++++ Supplied material ++++
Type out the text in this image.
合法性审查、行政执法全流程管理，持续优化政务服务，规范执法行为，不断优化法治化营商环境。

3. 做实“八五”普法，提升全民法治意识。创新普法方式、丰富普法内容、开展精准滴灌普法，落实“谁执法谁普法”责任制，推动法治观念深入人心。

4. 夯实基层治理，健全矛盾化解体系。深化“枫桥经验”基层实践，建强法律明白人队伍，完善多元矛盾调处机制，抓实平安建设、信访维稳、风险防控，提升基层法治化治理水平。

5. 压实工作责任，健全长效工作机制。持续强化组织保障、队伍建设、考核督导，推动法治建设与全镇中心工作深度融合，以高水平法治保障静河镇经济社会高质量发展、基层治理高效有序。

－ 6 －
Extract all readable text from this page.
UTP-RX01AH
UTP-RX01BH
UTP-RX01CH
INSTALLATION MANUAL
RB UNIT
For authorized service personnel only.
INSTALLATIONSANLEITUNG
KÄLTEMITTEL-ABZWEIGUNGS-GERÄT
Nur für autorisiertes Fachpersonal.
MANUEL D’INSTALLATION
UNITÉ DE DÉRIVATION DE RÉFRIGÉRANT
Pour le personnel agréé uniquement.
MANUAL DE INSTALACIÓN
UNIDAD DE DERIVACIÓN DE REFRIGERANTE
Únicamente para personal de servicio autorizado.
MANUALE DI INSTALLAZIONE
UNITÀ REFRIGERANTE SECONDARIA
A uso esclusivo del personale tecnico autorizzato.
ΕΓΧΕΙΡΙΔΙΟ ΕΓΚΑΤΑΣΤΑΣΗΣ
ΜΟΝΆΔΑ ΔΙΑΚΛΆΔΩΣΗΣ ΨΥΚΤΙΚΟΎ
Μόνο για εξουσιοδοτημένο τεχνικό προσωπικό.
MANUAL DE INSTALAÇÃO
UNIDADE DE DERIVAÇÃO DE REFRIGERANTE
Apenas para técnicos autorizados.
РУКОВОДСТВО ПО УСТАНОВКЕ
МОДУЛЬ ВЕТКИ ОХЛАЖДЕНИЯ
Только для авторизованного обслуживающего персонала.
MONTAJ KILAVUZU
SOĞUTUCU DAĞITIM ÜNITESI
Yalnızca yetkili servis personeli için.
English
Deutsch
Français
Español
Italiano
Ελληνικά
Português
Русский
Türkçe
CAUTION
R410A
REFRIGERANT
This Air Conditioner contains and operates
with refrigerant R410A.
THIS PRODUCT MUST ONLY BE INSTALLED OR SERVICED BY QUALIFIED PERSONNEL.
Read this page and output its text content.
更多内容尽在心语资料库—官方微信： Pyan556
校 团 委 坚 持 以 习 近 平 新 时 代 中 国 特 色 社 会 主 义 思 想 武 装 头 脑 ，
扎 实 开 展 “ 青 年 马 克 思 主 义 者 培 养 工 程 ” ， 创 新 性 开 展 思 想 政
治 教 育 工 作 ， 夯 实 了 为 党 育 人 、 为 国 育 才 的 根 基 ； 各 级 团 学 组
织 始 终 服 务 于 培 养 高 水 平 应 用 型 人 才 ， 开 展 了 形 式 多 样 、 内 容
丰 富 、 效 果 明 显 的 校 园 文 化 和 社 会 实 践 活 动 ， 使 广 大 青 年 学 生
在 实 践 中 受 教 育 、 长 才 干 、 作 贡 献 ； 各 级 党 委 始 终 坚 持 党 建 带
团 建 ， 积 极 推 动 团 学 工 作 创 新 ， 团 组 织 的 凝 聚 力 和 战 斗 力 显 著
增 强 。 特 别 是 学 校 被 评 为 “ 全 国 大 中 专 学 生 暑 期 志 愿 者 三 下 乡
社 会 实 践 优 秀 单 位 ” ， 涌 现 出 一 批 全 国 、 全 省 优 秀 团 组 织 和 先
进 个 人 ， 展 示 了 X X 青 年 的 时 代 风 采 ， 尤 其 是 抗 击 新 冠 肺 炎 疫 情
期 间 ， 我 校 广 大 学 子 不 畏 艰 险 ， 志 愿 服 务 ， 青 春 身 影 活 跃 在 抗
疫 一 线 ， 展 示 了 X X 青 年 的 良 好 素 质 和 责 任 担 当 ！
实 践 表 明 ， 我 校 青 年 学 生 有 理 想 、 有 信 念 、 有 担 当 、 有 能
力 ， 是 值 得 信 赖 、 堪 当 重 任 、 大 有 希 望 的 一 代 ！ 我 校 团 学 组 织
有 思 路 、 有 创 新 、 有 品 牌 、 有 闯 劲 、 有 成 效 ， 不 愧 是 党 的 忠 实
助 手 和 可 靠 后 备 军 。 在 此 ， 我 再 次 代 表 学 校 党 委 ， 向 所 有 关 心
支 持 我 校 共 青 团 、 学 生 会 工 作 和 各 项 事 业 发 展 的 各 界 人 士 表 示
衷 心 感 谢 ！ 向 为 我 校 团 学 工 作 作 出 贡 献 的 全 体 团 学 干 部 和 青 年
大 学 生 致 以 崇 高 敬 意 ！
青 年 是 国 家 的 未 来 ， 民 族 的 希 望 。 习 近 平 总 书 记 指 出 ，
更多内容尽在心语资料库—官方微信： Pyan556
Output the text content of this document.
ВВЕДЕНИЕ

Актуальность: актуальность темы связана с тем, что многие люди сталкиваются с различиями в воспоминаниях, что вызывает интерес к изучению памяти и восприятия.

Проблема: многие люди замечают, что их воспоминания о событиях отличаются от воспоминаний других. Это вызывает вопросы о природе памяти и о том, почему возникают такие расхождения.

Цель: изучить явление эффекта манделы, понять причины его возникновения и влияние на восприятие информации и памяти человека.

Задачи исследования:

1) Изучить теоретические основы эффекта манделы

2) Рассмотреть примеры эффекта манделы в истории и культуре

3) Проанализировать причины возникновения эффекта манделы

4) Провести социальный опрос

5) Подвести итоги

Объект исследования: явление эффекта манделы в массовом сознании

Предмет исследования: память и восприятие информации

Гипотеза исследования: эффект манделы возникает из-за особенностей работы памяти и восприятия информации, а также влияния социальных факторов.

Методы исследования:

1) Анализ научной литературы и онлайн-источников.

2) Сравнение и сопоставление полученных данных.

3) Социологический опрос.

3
++++
## Instructions for the task
Using the material above, print every entry exactly as written.

## The output
Type out the text in this image.
合法性审查、行政执法全流程管理，持续优化政务服务，规范执法行为，不断优化法治化营商环境。

3. 做实“八五”普法，提升全民法治意识。创新普法方式、丰富普法内容、开展精准滴灌普法，落实“谁执法谁普法”责任制，推动法治观念深入人心。

4. 夯实基层治理，健全矛盾化解体系。深化“枫桥经验”基层实践，建强法律明白人队伍，完善多元矛盾调处机制，抓实平安建设、信访维稳、风险防控，提升基层法治化治理水平。

5. 压实工作责任，健全长效工作机制。持续强化组织保障、队伍建设、考核督导，推动法治建设与全镇中心工作深度融合，以高水平法治保障静河镇经济社会高质量发展、基层治理高效有序。

－ 6 －
Extract all readable text from this page.
UTP-RX01AH
UTP-RX01BH
UTP-RX01CH
INSTALLATION MANUAL
RB UNIT
For authorized service personnel only.
INSTALLATIONSANLEITUNG
KÄLTEMITTEL-ABZWEIGUNGS-GERÄT
Nur für autorisiertes Fachpersonal.
MANUEL D’INSTALLATION
UNITÉ DE DÉRIVATION DE RÉFRIGÉRANT
Pour le personnel agréé uniquement.
MANUAL DE INSTALACIÓN
UNIDAD DE DERIVACIÓN DE REFRIGERANTE
Únicamente para personal de servicio autorizado.
MANUALE DI INSTALLAZIONE
UNITÀ REFRIGERANTE SECONDARIA
A uso esclusivo del personale tecnico autorizzato.
ΕΓΧΕΙΡΙΔΙΟ ΕΓΚΑΤΑΣΤΑΣΗΣ
ΜΟΝΆΔΑ ΔΙΑΚΛΆΔΩΣΗΣ ΨΥΚΤΙΚΟΎ
Μόνο για εξουσιοδοτημένο τεχνικό προσωπικό.
MANUAL DE INSTALAÇÃO
UNIDADE DE DERIVAÇÃO DE REFRIGERANTE
Apenas para técnicos autorizados.
РУКОВОДСТВО ПО УСТАНОВКЕ
МОДУЛЬ ВЕТКИ ОХЛАЖДЕНИЯ
Только для авторизованного обслуживающего персонала.
MONTAJ KILAVUZU
SOĞUTUCU DAĞITIM ÜNITESI
Yalnızca yetkili servis personeli için.
English
Deutsch
Français
Español
Italiano
Ελληνικά
Português
Русский
Türkçe
CAUTION
R410A
REFRIGERANT
This Air Conditioner contains and operates
with refrigerant R410A.
THIS PRODUCT MUST ONLY BE INSTALLED OR SERVICED BY QUALIFIED PERSONNEL.
Read this page and output its text content.
更多内容尽在心语资料库—官方微信： Pyan556
校 团 委 坚 持 以 习 近 平 新 时 代 中 国 特 色 社 会 主 义 思 想 武 装 头 脑 ，
扎 实 开 展 “ 青 年 马 克 思 主 义 者 培 养 工 程 ” ， 创 新 性 开 展 思 想 政
治 教 育 工 作 ， 夯 实 了 为 党 育 人 、 为 国 育 才 的 根 基 ； 各 级 团 学 组
织 始 终 服 务 于 培 养 高 水 平 应 用 型 人 才 ， 开 展 了 形 式 多 样 、 内 容
丰 富 、 效 果 明 显 的 校 园 文 化 和 社 会 实 践 活 动 ， 使 广 大 青 年 学 生
在 实 践 中 受 教 育 、 长 才 干 、 作 贡 献 ； 各 级 党 委 始 终 坚 持 党 建 带
团 建 ， 积 极 推 动 团 学 工 作 创 新 ， 团 组 织 的 凝 聚 力 和 战 斗 力 显 著
增 强 。 特 别 是 学 校 被 评 为 “ 全 国 大 中 专 学 生 暑 期 志 愿 者 三 下 乡
社 会 实 践 优 秀 单 位 ” ， 涌 现 出 一 批 全 国 、 全 省 优 秀 团 组 织 和 先
进 个 人 ， 展 示 了 X X 青 年 的 时 代 风 采 ， 尤 其 是 抗 击 新 冠 肺 炎 疫 情
期 间 ， 我 校 广 大 学 子 不 畏 艰 险 ， 志 愿 服 务 ， 青 春 身 影 活 跃 在 抗
疫 一 线 ， 展 示 了 X X 青 年 的 良 好 素 质 和 责 任 担 当 ！
实 践 表 明 ， 我 校 青 年 学 生 有 理 想 、 有 信 念 、 有 担 当 、 有 能
力 ， 是 值 得 信 赖 、 堪 当 重 任 、 大 有 希 望 的 一 代 ！ 我 校 团 学 组 织
有 思 路 、 有 创 新 、 有 品 牌 、 有 闯 劲 、 有 成 效 ， 不 愧 是 党 的 忠 实
助 手 和 可 靠 后 备 军 。 在 此 ， 我 再 次 代 表 学 校 党 委 ， 向 所 有 关 心
支 持 我 校 共 青 团 、 学 生 会 工 作 和 各 项 事 业 发 展 的 各 界 人 士 表 示
衷 心 感 谢 ！ 向 为 我 校 团 学 工 作 作 出 贡 献 的 全 体 团 学 干 部 和 青 年
大 学 生 致 以 崇 高 敬 意 ！
青 年 是 国 家 的 未 来 ， 民 族 的 希 望 。 习 近 平 总 书 记 指 出 ，
更多内容尽在心语资料库—官方微信： Pyan556
Output the text content of this document.
ВВЕДЕНИЕ

Актуальность: актуальность темы связана с тем, что многие люди сталкиваются с различиями в воспоминаниях, что вызывает интерес к изучению памяти и восприятия.

Проблема: многие люди замечают, что их воспоминания о событиях отличаются от воспоминаний других. Это вызывает вопросы о природе памяти и о том, почему возникают такие расхождения.

Цель: изучить явление эффекта манделы, понять причины его возникновения и влияние на восприятие информации и памяти человека.

Задачи исследования:

1) Изучить теоретические основы эффекта манделы

2) Рассмотреть примеры эффекта манделы в истории и культуре

3) Проанализировать причины возникновения эффекта манделы

4) Провести социальный опрос

5) Подвести итоги

Объект исследования: явление эффекта манделы в массовом сознании

Предмет исследования: память и восприятие информации

Гипотеза исследования: эффект манделы возникает из-за особенностей работы памяти и восприятия информации, а также влияния социальных факторов.

Методы исследования:

1) Анализ научной литературы и онлайн-источников.

2) Сравнение и сопоставление полученных данных.

3) Социологический опрос.

3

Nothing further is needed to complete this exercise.